> _The request_
Look through the records below and collect all lines that hold the string "content".

Source records
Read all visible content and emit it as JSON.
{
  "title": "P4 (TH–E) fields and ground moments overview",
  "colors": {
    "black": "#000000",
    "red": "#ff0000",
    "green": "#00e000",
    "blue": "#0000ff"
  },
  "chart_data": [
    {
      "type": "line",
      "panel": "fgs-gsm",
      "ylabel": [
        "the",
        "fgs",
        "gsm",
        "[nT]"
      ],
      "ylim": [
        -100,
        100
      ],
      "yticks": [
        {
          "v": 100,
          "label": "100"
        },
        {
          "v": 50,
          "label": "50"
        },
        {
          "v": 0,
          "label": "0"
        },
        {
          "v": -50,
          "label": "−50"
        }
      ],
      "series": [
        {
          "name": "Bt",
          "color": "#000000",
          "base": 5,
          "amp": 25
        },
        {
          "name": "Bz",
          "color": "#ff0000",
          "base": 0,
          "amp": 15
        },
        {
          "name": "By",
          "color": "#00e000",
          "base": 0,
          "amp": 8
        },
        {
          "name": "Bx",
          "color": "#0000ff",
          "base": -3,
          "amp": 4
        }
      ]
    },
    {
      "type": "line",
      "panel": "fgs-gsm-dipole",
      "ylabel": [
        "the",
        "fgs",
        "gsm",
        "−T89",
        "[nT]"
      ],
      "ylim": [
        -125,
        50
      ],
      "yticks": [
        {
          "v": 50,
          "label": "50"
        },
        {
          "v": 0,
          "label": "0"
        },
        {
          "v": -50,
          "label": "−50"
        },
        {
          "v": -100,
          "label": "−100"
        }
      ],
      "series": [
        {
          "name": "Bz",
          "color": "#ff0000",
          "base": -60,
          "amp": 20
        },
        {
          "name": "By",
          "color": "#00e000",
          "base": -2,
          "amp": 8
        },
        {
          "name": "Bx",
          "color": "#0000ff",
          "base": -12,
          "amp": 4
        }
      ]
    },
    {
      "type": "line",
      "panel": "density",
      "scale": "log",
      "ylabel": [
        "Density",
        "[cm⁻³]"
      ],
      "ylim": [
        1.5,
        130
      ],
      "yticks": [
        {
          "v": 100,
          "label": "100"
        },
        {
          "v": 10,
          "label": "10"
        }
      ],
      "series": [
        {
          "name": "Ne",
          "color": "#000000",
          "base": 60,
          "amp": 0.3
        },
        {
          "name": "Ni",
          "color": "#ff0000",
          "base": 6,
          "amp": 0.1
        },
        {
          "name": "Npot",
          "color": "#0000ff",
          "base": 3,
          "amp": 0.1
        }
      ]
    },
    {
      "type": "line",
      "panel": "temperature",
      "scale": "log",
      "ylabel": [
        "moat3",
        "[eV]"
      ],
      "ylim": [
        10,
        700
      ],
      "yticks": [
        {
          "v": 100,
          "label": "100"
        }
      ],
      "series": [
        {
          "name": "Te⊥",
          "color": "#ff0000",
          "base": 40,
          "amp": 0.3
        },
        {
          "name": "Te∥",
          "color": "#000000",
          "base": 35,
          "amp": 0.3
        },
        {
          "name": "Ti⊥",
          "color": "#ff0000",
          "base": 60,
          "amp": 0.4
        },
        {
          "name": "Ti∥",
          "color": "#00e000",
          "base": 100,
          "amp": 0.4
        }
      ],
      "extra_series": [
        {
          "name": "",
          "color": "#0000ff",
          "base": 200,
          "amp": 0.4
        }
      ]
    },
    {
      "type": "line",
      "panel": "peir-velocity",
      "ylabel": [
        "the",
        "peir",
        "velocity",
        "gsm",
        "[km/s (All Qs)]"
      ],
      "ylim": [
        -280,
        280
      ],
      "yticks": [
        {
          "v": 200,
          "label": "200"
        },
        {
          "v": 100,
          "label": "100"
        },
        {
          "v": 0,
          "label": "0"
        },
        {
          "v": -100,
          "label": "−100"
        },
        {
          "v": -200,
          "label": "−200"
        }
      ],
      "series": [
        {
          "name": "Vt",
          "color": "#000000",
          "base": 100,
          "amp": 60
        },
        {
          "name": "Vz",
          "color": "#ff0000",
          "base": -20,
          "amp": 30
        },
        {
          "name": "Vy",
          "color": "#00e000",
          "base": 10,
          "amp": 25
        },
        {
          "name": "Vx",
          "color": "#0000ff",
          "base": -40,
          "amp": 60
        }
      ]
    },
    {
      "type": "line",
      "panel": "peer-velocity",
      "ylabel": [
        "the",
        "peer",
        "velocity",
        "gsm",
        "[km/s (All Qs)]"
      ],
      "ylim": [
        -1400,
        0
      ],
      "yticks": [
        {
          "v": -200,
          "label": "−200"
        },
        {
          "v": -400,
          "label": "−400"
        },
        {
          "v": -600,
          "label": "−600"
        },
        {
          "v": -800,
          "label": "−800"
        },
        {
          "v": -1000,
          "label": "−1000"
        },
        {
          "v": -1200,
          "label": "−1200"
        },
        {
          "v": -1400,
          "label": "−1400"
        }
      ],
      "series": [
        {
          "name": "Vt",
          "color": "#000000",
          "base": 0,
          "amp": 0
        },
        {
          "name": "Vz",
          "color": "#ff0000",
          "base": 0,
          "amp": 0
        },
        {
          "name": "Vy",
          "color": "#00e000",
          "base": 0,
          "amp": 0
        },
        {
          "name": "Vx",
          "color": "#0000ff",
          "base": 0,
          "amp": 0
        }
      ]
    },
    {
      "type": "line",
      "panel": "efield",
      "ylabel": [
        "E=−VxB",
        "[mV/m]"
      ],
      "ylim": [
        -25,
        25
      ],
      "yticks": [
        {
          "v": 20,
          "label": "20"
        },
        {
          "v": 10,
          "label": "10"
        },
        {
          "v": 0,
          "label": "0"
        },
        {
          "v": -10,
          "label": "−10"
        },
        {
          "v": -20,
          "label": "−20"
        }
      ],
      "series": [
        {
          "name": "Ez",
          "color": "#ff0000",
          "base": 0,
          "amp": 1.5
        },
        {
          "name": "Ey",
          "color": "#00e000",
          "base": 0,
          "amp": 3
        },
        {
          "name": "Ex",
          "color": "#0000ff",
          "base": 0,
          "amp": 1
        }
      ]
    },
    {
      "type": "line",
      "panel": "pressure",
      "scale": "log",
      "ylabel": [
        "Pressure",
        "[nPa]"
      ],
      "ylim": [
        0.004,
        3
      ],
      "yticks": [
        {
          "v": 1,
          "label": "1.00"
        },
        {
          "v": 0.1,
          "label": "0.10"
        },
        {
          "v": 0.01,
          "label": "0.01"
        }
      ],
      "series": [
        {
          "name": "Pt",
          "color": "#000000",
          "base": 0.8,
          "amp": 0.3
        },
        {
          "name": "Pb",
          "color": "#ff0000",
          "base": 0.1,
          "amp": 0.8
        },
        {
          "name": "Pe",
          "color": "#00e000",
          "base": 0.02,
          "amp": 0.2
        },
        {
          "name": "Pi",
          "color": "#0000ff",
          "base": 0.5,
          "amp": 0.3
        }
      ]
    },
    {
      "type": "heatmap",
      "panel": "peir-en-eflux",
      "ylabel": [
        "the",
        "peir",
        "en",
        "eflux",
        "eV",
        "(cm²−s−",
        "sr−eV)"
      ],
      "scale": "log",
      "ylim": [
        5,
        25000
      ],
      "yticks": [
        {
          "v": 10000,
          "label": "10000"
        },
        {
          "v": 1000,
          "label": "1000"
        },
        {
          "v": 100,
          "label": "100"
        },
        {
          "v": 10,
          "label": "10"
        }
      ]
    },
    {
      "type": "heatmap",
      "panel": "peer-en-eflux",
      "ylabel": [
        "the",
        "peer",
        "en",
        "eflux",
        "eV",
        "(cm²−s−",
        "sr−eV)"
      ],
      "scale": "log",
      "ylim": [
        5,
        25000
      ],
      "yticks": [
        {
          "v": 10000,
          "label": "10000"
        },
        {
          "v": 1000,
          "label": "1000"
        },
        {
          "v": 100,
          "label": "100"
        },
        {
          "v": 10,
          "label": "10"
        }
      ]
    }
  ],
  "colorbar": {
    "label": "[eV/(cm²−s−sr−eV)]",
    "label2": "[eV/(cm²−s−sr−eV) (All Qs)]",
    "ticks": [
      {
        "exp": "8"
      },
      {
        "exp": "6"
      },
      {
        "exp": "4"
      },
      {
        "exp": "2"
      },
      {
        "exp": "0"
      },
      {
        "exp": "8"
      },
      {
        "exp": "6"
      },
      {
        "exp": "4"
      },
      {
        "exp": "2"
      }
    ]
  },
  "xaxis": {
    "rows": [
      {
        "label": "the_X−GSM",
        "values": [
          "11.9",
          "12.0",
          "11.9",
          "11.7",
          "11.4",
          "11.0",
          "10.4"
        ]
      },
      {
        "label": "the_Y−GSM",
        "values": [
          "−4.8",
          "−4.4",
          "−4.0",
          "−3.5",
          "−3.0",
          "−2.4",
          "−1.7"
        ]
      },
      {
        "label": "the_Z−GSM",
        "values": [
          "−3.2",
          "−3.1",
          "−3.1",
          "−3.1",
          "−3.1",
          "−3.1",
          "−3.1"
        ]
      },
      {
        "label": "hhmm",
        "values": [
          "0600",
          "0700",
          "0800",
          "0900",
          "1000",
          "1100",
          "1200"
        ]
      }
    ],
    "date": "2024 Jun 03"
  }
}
--
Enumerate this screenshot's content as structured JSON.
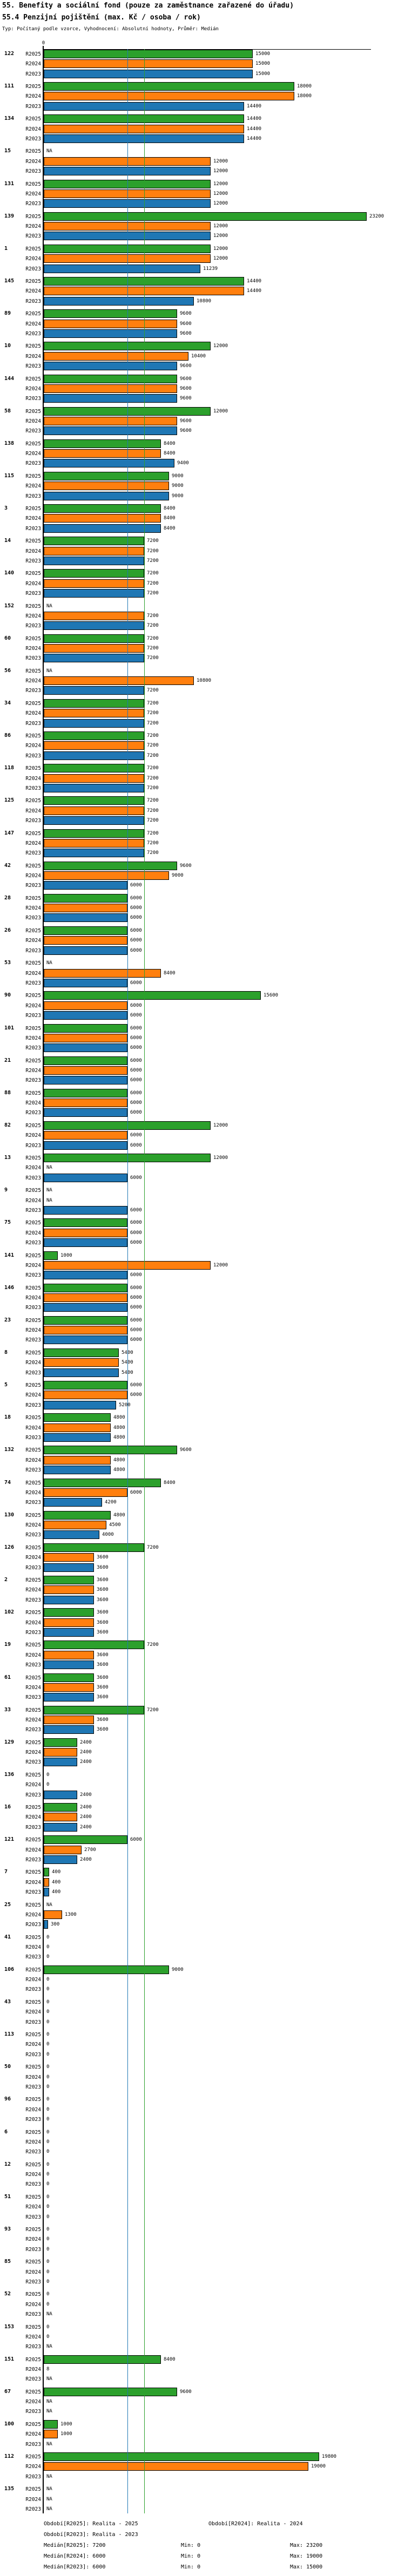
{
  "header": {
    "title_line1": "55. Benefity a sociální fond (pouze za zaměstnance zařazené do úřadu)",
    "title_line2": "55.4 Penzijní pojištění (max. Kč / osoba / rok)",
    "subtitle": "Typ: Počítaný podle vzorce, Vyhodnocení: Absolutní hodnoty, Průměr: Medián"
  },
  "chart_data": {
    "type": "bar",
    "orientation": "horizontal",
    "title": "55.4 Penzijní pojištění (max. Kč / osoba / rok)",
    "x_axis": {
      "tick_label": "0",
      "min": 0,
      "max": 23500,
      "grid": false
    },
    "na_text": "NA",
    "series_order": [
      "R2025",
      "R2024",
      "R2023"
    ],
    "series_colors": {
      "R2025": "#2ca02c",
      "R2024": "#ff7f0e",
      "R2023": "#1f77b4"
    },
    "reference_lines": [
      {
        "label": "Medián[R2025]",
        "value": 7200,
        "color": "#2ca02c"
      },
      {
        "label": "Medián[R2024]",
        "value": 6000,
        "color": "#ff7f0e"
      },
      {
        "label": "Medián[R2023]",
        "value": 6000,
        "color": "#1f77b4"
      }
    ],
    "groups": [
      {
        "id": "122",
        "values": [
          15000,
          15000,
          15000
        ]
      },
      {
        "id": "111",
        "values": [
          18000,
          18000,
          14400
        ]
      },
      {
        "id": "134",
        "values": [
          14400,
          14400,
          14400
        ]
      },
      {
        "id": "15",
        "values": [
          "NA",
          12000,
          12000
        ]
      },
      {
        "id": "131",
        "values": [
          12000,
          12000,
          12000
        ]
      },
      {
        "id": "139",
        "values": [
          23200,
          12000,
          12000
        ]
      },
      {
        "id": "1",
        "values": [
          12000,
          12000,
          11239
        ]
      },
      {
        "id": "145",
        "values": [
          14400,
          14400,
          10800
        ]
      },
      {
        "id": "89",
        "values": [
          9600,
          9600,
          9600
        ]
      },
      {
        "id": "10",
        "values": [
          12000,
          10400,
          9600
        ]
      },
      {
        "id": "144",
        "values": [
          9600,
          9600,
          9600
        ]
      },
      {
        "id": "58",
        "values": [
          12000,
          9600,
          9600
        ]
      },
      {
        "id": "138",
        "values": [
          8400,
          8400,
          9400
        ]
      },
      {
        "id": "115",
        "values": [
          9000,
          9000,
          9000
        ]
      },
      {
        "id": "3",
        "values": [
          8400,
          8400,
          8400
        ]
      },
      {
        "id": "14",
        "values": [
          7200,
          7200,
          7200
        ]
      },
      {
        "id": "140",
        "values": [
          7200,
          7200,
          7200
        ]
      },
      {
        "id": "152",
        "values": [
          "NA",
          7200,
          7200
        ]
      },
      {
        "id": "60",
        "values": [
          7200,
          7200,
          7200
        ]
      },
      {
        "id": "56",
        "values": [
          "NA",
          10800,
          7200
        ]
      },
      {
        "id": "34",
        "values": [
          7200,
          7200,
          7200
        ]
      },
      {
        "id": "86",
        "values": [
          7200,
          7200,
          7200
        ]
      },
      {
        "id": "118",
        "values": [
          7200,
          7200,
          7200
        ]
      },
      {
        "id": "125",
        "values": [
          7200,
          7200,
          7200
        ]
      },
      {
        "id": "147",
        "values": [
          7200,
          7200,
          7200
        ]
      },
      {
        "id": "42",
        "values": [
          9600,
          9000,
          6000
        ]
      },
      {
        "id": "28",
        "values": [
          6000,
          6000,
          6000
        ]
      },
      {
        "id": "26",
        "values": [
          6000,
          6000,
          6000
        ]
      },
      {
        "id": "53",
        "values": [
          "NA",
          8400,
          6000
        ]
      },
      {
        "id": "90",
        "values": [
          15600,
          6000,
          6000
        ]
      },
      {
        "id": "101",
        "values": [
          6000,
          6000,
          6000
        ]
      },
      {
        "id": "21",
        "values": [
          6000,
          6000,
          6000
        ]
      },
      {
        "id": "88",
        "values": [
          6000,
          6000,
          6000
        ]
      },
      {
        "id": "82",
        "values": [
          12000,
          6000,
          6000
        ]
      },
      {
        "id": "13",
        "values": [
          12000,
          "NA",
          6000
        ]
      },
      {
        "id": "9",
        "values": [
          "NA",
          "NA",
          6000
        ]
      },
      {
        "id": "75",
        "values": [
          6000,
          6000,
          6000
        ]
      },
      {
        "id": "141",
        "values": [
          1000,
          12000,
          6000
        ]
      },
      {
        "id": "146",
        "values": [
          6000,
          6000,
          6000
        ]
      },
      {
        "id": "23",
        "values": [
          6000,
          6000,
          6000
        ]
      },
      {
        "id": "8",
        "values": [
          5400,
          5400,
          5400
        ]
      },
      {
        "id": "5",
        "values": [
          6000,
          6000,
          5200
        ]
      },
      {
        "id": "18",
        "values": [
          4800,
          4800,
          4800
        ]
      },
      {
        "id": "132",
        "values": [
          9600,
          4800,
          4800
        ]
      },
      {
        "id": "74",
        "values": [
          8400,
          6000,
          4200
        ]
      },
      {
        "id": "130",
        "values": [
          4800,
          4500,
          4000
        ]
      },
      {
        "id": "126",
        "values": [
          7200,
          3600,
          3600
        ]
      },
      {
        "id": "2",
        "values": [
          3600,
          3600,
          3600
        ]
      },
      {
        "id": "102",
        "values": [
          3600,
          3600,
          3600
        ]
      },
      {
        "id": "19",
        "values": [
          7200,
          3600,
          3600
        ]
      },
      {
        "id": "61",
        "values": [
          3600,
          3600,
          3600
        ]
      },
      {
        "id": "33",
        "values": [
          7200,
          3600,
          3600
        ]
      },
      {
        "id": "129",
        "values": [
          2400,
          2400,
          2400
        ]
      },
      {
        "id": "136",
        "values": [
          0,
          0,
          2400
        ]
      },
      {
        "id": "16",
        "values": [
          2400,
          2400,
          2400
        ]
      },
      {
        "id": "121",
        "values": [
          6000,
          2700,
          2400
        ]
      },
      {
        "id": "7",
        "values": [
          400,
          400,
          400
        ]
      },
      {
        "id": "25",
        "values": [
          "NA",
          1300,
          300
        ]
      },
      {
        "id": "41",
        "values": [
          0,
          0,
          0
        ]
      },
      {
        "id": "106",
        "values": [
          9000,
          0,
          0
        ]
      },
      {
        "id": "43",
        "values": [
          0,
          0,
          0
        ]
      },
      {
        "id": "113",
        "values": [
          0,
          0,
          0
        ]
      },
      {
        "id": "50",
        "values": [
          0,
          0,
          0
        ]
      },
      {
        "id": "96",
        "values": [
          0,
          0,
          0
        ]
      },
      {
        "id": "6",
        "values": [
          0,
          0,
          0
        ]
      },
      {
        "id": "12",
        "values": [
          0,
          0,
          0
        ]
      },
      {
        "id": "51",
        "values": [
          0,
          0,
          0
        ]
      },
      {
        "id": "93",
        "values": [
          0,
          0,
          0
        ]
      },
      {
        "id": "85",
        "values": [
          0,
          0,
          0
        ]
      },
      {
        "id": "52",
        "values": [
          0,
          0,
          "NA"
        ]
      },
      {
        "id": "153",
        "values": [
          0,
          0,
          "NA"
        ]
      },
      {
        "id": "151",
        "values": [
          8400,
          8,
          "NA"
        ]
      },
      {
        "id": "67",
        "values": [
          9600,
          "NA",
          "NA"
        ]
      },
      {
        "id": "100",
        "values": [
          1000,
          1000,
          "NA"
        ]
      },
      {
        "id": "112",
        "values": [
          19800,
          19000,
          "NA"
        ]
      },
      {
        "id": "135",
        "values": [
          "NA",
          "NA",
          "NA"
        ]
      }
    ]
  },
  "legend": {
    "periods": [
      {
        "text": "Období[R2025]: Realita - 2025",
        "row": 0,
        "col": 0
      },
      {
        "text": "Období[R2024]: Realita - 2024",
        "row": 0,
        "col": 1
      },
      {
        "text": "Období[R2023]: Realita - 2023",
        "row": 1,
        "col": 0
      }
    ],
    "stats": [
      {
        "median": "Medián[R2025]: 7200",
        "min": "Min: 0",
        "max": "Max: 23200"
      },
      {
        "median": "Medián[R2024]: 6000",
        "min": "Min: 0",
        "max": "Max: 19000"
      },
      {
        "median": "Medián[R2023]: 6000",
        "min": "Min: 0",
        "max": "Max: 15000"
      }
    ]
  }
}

> _Answer in full_
Read all visible content and emit it as JSON.
Enumerate this screenshot's content as structured JSON.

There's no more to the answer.